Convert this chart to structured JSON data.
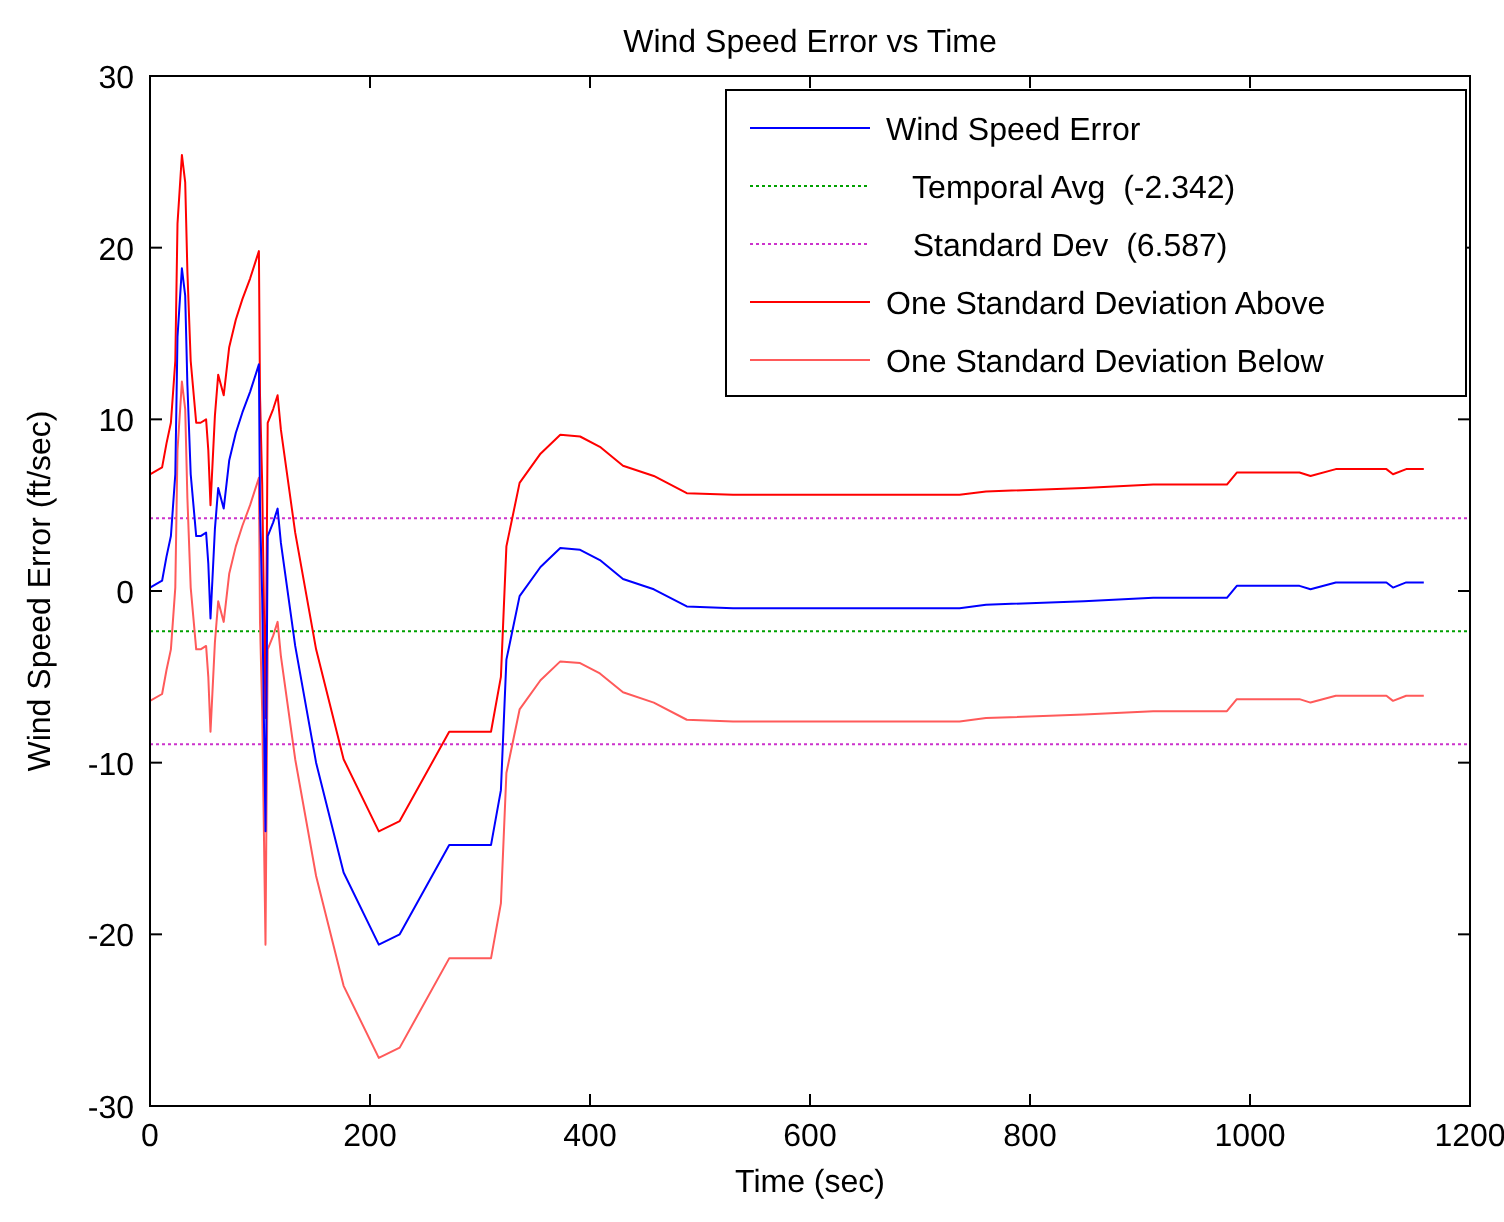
{
  "chart_data": {
    "type": "line",
    "title": "Wind Speed Error vs Time",
    "xlabel": "Time (sec)",
    "ylabel": "Wind Speed Error (ft/sec)",
    "xlim": [
      0,
      1200
    ],
    "xticks": [
      0,
      200,
      400,
      600,
      800,
      1000,
      1200
    ],
    "ylim": [
      -30,
      30
    ],
    "yticks": [
      -30,
      -20,
      -10,
      0,
      10,
      20,
      30
    ],
    "grid": false,
    "ref_lines": [
      {
        "axis": "y",
        "value": -2.342,
        "label": "   Temporal Avg  (-2.342)",
        "color": "#00a000",
        "line_style": "dotted"
      },
      {
        "axis": "y",
        "value": 4.245,
        "label": "   Standard Dev  (6.587)",
        "color": "#cc33cc",
        "line_style": "dotted"
      },
      {
        "axis": "y",
        "value": -8.929,
        "label": null,
        "color": "#cc33cc",
        "line_style": "dotted"
      }
    ],
    "legend": "top right",
    "marker": "none",
    "x": [
      0,
      11,
      15,
      19,
      23,
      25,
      29,
      32,
      34,
      37,
      42,
      46,
      51,
      53,
      55,
      59,
      62,
      67,
      72,
      78,
      84,
      91,
      99,
      100,
      102,
      105,
      107,
      112,
      116,
      119,
      132,
      151,
      176,
      208,
      227,
      272,
      310,
      319,
      324,
      336,
      355,
      373,
      391,
      409,
      430,
      458,
      488,
      530,
      736,
      760,
      849,
      912,
      979,
      988,
      1045,
      1055,
      1078,
      1124,
      1130,
      1142,
      1158
    ],
    "series": [
      {
        "name": "Wind Speed Error",
        "color": "#0000ff",
        "line_style": "solid",
        "values": [
          0.2,
          0.6,
          2,
          3.2,
          6.8,
          14.8,
          18.8,
          17.2,
          12,
          6.8,
          3.2,
          3.2,
          3.4,
          1.6,
          -1.6,
          3.6,
          6,
          4.8,
          7.6,
          9.2,
          10.4,
          11.6,
          13.2,
          4.8,
          -0.4,
          -14,
          3.2,
          4,
          4.8,
          2.8,
          -3.2,
          -10,
          -16.4,
          -20.6,
          -20,
          -14.8,
          -14.8,
          -11.6,
          -4,
          -0.3,
          1.4,
          2.5,
          2.4,
          1.8,
          0.7,
          0.1,
          -0.9,
          -1,
          -1,
          -0.8,
          -0.6,
          -0.4,
          -0.4,
          0.3,
          0.3,
          0.1,
          0.5,
          0.5,
          0.2,
          0.5,
          0.5
        ]
      },
      {
        "name": "One Standard Deviation Above",
        "color": "#ff0000",
        "line_style": "solid",
        "values": [
          6.8,
          7.2,
          8.6,
          9.8,
          13.4,
          21.4,
          25.4,
          23.8,
          18.6,
          13.4,
          9.8,
          9.8,
          10,
          8.2,
          5,
          10.2,
          12.6,
          11.4,
          14.2,
          15.8,
          17,
          18.2,
          19.8,
          11.4,
          6.2,
          -7.4,
          9.8,
          10.6,
          11.4,
          9.4,
          3.4,
          -3.4,
          -9.8,
          -14,
          -13.4,
          -8.2,
          -8.2,
          -5,
          2.6,
          6.3,
          8,
          9.1,
          9,
          8.4,
          7.3,
          6.7,
          5.7,
          5.6,
          5.6,
          5.8,
          6,
          6.2,
          6.2,
          6.9,
          6.9,
          6.7,
          7.1,
          7.1,
          6.8,
          7.1,
          7.1
        ]
      },
      {
        "name": "One Standard Deviation Below",
        "color": "#ff5a5a",
        "line_style": "solid",
        "values": [
          -6.4,
          -6,
          -4.6,
          -3.4,
          0.2,
          8.2,
          12.2,
          10.6,
          5.4,
          0.2,
          -3.4,
          -3.4,
          -3.2,
          -5,
          -8.2,
          -3,
          -0.6,
          -1.8,
          1,
          2.6,
          3.8,
          5,
          6.6,
          -1.8,
          -7,
          -20.6,
          -3.4,
          -2.6,
          -1.8,
          -3.8,
          -9.8,
          -16.6,
          -23,
          -27.2,
          -26.6,
          -21.4,
          -21.4,
          -18.2,
          -10.6,
          -6.9,
          -5.2,
          -4.1,
          -4.2,
          -4.8,
          -5.9,
          -6.5,
          -7.5,
          -7.6,
          -7.6,
          -7.4,
          -7.2,
          -7,
          -7,
          -6.3,
          -6.3,
          -6.5,
          -6.1,
          -6.1,
          -6.4,
          -6.1,
          -6.1
        ]
      }
    ]
  }
}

------------------------------------------------

__What is being asked__
Pick out lines containing the word "Speed", each one as written.

__Exercise output__
    "title": "Wind Speed Error vs Time",
    "ylabel": "Wind Speed Error (ft/sec)",
        "name": "Wind Speed Error",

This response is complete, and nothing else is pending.